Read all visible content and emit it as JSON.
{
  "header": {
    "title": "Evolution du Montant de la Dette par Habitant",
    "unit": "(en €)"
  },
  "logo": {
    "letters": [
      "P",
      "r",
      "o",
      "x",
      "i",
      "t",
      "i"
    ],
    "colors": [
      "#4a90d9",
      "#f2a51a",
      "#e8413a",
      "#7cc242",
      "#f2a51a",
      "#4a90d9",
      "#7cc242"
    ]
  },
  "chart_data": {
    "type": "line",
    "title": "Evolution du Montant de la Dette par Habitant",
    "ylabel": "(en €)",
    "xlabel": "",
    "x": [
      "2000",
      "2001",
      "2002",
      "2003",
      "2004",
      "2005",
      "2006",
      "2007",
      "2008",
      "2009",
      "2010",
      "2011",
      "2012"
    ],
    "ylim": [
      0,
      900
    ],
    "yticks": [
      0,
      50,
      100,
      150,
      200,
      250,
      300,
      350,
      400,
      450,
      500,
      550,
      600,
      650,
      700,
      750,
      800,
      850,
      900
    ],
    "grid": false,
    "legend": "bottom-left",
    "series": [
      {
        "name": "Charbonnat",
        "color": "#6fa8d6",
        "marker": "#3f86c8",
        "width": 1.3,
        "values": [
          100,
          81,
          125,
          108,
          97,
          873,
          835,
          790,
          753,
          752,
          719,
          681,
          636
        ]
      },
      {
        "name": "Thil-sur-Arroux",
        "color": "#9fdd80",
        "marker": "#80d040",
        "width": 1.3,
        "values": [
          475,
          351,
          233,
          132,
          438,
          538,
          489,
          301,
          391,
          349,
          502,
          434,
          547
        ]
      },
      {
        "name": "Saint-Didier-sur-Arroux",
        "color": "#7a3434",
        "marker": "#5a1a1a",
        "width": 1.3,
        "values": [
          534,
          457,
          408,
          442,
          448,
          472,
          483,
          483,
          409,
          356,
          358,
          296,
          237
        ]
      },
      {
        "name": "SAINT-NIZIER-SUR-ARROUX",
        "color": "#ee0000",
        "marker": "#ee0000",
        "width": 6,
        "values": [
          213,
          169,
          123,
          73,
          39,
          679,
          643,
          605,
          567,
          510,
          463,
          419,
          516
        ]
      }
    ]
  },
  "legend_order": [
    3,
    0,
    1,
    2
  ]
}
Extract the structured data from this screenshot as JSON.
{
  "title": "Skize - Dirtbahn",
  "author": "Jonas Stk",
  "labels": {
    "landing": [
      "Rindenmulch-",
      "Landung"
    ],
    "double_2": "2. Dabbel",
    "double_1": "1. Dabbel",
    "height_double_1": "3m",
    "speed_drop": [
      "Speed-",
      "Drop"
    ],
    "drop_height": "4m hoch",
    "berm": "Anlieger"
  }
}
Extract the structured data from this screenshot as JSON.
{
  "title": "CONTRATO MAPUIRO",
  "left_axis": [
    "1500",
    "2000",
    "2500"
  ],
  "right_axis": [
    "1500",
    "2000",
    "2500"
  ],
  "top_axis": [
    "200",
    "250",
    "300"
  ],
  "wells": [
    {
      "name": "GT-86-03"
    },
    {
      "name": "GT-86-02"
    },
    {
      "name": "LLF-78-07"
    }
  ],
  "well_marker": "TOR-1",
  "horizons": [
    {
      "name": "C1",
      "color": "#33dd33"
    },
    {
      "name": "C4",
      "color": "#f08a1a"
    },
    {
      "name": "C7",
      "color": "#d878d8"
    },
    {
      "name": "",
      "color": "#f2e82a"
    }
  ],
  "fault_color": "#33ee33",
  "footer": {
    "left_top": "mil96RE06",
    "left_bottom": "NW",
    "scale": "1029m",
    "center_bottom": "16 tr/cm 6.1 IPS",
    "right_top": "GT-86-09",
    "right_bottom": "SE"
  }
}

WHAT THE TASK ASKS — Count the lines above in which the word "title" appears, then state only that count.

RESULT FOR THIS EXERCISE — 4